### Given request
Retype the full set of records. Keep every character identical.

## start Task data

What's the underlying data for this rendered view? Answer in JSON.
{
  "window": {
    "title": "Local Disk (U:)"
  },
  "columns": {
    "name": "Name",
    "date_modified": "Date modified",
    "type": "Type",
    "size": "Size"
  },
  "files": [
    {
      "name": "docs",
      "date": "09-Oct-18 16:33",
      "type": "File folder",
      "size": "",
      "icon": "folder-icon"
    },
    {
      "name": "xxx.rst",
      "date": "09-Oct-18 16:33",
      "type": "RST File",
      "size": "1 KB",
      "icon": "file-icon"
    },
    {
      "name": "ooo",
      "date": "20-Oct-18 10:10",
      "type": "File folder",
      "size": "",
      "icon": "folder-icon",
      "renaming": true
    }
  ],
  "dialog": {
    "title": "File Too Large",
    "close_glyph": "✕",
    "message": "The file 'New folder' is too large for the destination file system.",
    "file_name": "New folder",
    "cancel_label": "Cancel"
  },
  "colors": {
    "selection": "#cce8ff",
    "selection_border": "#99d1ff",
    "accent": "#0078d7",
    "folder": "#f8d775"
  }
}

## end Task data

### Written solution
What's the underlying data for this rendered view? Answer in JSON.
{
  "window": {
    "title": "Local Disk (U:)"
  },
  "columns": {
    "name": "Name",
    "date_modified": "Date modified",
    "type": "Type",
    "size": "Size"
  },
  "files": [
    {
      "name": "docs",
      "date": "09-Oct-18 16:33",
      "type": "File folder",
      "size": "",
      "icon": "folder-icon"
    },
    {
      "name": "xxx.rst",
      "date": "09-Oct-18 16:33",
      "type": "RST File",
      "size": "1 KB",
      "icon": "file-icon"
    },
    {
      "name": "ooo",
      "date": "20-Oct-18 10:10",
      "type": "File folder",
      "size": "",
      "icon": "folder-icon",
      "renaming": true
    }
  ],
  "dialog": {
    "title": "File Too Large",
    "close_glyph": "✕",
    "message": "The file 'New folder' is too large for the destination file system.",
    "file_name": "New folder",
    "cancel_label": "Cancel"
  },
  "colors": {
    "selection": "#cce8ff",
    "selection_border": "#99d1ff",
    "accent": "#0078d7",
    "folder": "#f8d775"
  }
}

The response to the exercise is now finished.